# Stored data:

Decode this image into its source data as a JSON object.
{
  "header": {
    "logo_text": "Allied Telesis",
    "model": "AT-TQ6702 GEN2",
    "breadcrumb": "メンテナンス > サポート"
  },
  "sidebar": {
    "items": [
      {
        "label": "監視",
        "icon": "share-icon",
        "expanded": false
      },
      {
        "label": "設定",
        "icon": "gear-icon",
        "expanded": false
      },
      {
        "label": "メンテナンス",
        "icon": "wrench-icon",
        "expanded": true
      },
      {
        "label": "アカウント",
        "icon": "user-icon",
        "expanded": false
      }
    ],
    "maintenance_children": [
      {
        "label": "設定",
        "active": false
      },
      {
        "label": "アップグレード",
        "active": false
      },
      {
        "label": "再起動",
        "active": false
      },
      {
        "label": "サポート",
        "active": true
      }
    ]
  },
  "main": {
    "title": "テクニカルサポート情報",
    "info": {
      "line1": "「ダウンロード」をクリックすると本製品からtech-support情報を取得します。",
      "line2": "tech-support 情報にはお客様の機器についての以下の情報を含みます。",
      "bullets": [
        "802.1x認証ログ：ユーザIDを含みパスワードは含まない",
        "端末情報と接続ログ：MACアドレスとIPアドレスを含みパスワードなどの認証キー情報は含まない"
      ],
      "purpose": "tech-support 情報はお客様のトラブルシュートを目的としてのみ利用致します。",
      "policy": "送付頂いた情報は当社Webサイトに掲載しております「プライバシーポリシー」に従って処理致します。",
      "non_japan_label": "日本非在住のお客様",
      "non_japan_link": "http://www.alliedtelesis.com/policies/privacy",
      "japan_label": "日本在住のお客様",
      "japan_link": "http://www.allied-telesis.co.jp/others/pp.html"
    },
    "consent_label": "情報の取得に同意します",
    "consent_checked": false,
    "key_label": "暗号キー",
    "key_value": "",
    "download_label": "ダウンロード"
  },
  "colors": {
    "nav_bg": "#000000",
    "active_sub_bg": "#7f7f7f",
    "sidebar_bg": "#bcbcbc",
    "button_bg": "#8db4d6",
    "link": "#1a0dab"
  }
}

# Exercise goal:
Copy all of the data exactly.

# Solution for this exercise:
Decode this image into its source data as a JSON object.
{
  "header": {
    "logo_text": "Allied Telesis",
    "model": "AT-TQ6702 GEN2",
    "breadcrumb": "メンテナンス > サポート"
  },
  "sidebar": {
    "items": [
      {
        "label": "監視",
        "icon": "share-icon",
        "expanded": false
      },
      {
        "label": "設定",
        "icon": "gear-icon",
        "expanded": false
      },
      {
        "label": "メンテナンス",
        "icon": "wrench-icon",
        "expanded": true
      },
      {
        "label": "アカウント",
        "icon": "user-icon",
        "expanded": false
      }
    ],
    "maintenance_children": [
      {
        "label": "設定",
        "active": false
      },
      {
        "label": "アップグレード",
        "active": false
      },
      {
        "label": "再起動",
        "active": false
      },
      {
        "label": "サポート",
        "active": true
      }
    ]
  },
  "main": {
    "title": "テクニカルサポート情報",
    "info": {
      "line1": "「ダウンロード」をクリックすると本製品からtech-support情報を取得します。",
      "line2": "tech-support 情報にはお客様の機器についての以下の情報を含みます。",
      "bullets": [
        "802.1x認証ログ：ユーザIDを含みパスワードは含まない",
        "端末情報と接続ログ：MACアドレスとIPアドレスを含みパスワードなどの認証キー情報は含まない"
      ],
      "purpose": "tech-support 情報はお客様のトラブルシュートを目的としてのみ利用致します。",
      "policy": "送付頂いた情報は当社Webサイトに掲載しております「プライバシーポリシー」に従って処理致します。",
      "non_japan_label": "日本非在住のお客様",
      "non_japan_link": "http://www.alliedtelesis.com/policies/privacy",
      "japan_label": "日本在住のお客様",
      "japan_link": "http://www.allied-telesis.co.jp/others/pp.html"
    },
    "consent_label": "情報の取得に同意します",
    "consent_checked": false,
    "key_label": "暗号キー",
    "key_value": "",
    "download_label": "ダウンロード"
  },
  "colors": {
    "nav_bg": "#000000",
    "active_sub_bg": "#7f7f7f",
    "sidebar_bg": "#bcbcbc",
    "button_bg": "#8db4d6",
    "link": "#1a0dab"
  }
}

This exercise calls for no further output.